Stored data:
::::
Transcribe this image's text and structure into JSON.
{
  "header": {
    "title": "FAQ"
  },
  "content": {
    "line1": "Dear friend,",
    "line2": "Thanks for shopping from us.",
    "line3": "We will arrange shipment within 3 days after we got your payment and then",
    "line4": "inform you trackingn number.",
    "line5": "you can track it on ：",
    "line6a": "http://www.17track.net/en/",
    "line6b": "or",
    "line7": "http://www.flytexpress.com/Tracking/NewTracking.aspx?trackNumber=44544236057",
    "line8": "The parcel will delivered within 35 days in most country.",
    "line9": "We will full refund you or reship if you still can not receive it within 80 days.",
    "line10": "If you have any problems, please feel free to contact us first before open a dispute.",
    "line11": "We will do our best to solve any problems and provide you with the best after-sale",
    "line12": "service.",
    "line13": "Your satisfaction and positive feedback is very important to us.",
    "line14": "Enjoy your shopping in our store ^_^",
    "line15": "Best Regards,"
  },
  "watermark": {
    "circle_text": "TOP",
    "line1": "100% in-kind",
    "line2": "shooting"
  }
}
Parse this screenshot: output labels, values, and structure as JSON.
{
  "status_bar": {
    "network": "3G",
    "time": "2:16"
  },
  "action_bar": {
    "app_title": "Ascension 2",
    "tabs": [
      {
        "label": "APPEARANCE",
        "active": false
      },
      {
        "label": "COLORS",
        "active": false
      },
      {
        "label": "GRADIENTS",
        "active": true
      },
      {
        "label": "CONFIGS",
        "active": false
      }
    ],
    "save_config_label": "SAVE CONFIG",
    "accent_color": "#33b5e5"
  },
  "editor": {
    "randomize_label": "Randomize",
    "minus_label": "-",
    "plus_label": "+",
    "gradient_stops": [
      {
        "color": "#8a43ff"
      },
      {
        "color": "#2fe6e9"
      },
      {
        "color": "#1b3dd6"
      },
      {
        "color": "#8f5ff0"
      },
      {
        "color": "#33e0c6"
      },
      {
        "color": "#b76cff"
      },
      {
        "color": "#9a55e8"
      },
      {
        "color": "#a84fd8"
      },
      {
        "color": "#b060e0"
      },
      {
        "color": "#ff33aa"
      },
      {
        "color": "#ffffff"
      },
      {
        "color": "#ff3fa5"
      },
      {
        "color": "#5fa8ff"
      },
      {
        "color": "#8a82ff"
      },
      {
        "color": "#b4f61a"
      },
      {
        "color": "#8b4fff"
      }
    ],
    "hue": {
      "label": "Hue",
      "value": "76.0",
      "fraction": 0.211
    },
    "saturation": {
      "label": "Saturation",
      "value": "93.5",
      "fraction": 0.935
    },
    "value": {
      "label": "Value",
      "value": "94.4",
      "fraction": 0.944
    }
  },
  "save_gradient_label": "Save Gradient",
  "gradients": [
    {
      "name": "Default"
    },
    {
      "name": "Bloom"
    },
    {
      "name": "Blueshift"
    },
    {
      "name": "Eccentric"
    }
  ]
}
::::
▶ **Written exercise**:
Among the lines of the material above, how many include the string "problems"? Report only that number.

▶ **Finished task**:
2